• [What this task involves]: Show only lines that include "BARRY".

>> Begin Extracted entries

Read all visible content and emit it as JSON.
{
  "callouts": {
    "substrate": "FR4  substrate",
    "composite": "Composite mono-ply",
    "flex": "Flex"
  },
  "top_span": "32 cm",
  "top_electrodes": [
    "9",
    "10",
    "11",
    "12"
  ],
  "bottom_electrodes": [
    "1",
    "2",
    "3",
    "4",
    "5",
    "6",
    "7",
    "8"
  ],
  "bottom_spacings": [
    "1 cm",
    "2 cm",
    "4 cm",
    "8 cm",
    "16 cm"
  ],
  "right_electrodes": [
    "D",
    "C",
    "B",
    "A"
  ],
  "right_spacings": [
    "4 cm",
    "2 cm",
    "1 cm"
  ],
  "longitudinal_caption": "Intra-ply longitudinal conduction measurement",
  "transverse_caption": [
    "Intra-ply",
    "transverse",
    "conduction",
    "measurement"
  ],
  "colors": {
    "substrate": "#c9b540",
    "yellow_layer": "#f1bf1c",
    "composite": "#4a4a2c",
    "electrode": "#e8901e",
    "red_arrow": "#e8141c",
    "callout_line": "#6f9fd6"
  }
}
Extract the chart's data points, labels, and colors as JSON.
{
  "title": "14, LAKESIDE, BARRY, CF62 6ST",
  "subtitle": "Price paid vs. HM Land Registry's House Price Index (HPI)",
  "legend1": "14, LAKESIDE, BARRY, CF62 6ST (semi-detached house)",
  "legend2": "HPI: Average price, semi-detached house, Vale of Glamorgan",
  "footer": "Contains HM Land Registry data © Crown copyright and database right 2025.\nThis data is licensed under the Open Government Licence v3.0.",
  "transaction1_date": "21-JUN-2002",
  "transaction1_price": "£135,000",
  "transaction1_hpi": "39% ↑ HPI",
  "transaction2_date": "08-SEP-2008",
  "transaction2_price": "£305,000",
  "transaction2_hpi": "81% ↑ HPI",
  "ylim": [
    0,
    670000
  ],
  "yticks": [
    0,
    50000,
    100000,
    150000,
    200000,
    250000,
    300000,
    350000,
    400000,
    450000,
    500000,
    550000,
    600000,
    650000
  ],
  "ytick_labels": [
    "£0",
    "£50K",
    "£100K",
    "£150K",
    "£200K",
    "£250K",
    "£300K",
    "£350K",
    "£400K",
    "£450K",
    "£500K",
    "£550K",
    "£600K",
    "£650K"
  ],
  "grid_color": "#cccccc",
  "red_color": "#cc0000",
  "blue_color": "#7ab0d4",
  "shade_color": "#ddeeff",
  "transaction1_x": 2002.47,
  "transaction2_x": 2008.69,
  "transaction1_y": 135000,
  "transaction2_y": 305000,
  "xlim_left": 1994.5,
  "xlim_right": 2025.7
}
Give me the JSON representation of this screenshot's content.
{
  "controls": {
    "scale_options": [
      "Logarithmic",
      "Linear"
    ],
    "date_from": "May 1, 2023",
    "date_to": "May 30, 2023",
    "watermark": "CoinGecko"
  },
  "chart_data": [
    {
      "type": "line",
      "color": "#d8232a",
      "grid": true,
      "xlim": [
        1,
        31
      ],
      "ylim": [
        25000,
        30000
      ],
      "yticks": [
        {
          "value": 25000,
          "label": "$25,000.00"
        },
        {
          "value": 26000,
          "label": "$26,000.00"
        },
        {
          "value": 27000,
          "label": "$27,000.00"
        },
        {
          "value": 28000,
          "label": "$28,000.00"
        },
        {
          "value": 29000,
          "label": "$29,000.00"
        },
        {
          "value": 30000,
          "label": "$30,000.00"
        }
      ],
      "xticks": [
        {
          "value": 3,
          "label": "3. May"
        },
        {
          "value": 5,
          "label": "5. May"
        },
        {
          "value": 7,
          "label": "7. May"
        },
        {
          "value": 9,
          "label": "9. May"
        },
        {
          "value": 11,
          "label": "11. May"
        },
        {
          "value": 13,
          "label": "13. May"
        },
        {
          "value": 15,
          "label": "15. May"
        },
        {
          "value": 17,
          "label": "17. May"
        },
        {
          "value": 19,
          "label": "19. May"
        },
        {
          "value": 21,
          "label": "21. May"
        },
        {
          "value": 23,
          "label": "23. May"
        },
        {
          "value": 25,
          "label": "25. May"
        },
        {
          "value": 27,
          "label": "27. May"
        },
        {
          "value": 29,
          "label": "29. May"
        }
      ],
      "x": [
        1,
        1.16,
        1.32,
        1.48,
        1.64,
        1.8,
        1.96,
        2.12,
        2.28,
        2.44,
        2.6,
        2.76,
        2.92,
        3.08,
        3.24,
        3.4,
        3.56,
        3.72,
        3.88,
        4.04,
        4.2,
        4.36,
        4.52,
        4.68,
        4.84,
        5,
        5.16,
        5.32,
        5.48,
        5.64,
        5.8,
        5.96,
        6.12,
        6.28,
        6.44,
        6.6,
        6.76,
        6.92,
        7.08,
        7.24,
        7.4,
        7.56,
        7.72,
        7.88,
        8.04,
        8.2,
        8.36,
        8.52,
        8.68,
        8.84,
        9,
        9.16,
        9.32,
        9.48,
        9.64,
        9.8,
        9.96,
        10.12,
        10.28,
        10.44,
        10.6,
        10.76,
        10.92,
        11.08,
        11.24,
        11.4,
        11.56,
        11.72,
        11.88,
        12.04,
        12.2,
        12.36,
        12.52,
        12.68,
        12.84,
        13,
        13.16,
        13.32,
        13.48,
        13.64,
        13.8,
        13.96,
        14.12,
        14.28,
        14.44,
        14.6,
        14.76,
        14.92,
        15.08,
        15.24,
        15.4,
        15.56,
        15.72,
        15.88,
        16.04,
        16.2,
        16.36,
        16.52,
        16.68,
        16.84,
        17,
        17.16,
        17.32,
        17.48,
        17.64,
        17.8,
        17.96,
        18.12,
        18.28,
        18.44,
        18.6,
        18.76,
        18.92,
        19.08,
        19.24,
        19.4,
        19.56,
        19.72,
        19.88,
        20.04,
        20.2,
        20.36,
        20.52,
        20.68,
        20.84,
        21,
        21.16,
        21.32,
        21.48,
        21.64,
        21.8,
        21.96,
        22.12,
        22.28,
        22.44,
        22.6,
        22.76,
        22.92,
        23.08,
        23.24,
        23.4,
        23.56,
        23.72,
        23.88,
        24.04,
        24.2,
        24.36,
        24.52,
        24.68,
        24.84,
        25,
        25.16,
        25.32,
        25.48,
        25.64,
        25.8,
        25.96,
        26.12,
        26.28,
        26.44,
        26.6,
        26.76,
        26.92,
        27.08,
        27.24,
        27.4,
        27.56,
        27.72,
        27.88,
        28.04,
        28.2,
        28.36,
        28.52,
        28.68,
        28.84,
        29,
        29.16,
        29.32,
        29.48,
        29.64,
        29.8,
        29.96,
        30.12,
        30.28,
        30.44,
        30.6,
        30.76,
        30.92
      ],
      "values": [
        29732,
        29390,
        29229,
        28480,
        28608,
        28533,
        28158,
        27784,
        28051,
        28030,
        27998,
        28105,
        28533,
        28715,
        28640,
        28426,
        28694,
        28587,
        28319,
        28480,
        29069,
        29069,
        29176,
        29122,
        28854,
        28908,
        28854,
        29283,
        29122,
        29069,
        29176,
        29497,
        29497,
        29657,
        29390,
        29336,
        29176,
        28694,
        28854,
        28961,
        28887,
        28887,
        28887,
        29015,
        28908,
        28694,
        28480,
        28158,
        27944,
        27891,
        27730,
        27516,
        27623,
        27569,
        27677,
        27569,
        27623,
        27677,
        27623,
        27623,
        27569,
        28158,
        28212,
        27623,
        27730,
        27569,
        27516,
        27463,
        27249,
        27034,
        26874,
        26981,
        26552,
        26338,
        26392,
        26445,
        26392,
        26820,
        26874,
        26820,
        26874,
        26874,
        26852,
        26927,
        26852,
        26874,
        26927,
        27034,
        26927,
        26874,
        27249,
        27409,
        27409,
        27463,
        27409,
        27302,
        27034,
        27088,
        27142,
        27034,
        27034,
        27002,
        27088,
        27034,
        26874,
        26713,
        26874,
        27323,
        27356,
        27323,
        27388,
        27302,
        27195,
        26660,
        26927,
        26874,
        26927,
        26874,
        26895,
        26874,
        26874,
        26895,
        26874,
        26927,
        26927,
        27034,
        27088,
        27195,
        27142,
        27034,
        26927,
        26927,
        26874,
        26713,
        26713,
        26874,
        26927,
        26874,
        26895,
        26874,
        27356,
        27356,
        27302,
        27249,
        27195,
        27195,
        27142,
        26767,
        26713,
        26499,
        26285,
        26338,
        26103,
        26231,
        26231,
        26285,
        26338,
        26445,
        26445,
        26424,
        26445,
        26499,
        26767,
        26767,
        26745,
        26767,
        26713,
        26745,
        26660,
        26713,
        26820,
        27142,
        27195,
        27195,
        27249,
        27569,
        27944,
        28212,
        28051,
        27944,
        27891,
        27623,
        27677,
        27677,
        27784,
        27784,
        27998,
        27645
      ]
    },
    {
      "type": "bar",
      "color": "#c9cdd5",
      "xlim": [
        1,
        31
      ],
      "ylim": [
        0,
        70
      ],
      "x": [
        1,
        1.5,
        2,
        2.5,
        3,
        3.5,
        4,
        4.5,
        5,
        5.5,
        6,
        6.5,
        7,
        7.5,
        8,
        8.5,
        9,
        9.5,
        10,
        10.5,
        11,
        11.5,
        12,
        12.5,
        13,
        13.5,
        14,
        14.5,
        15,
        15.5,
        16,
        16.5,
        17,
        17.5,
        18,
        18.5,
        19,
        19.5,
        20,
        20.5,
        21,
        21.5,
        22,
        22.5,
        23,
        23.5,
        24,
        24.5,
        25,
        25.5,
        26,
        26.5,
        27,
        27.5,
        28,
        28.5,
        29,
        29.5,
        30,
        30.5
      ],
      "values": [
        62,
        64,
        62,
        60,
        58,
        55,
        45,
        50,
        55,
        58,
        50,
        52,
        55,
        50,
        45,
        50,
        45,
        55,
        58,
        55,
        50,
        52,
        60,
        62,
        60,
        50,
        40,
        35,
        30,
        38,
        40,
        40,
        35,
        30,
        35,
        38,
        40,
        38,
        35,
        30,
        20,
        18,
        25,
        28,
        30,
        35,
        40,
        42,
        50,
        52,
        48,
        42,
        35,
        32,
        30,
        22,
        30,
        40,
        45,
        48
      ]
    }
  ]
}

>> End Extracted entries

• [Response to the exercise]:
  "title": "14, LAKESIDE, BARRY, CF62 6ST",
  "legend1": "14, LAKESIDE, BARRY, CF62 6ST (semi-detached house)",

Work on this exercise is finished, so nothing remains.